• _Direction_: In the records below, pick out all lines containing the word "Object".

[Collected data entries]
********

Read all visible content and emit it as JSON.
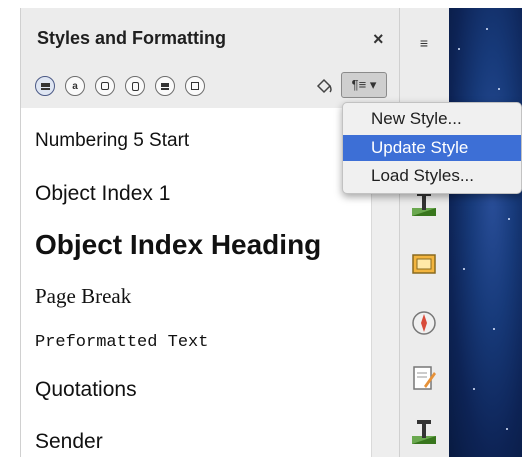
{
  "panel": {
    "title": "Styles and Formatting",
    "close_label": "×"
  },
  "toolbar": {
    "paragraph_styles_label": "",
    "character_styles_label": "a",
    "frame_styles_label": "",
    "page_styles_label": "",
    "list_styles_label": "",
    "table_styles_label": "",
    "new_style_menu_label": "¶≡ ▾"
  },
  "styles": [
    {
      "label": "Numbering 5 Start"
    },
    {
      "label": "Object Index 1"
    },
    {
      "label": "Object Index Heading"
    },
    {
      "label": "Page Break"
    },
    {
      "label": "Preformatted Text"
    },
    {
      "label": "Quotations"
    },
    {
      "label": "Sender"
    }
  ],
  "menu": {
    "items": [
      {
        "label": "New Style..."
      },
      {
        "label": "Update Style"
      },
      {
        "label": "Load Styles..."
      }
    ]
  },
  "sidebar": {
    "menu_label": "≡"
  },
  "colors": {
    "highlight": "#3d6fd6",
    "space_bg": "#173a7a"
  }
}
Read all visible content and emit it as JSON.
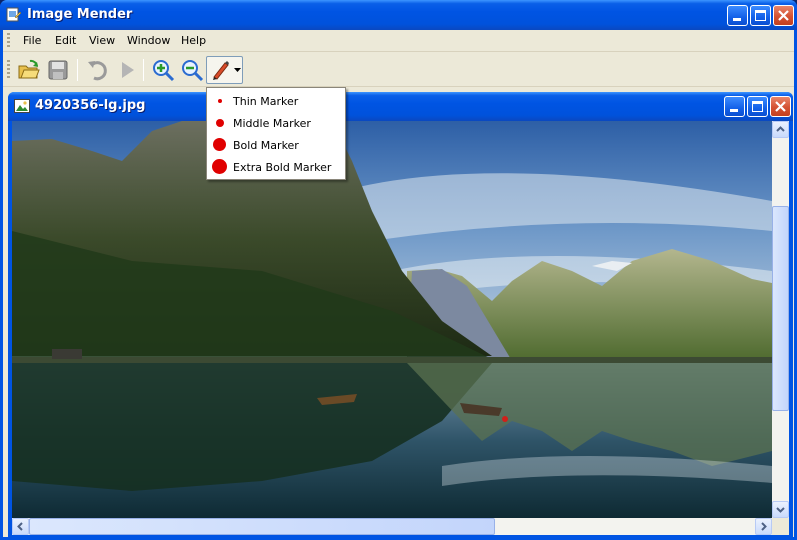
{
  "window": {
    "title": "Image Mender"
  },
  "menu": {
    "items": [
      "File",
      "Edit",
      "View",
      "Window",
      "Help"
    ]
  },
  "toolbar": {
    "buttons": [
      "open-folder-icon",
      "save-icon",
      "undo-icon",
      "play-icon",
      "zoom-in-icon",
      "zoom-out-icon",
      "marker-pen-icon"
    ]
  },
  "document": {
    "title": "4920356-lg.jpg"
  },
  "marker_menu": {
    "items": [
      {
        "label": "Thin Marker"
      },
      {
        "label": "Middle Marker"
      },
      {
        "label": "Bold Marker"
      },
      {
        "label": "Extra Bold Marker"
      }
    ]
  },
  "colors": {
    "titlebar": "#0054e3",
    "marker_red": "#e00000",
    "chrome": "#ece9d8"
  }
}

********

• _Worked answer_:
      "label": "Object Index 1"
      "label": "Object Index Heading"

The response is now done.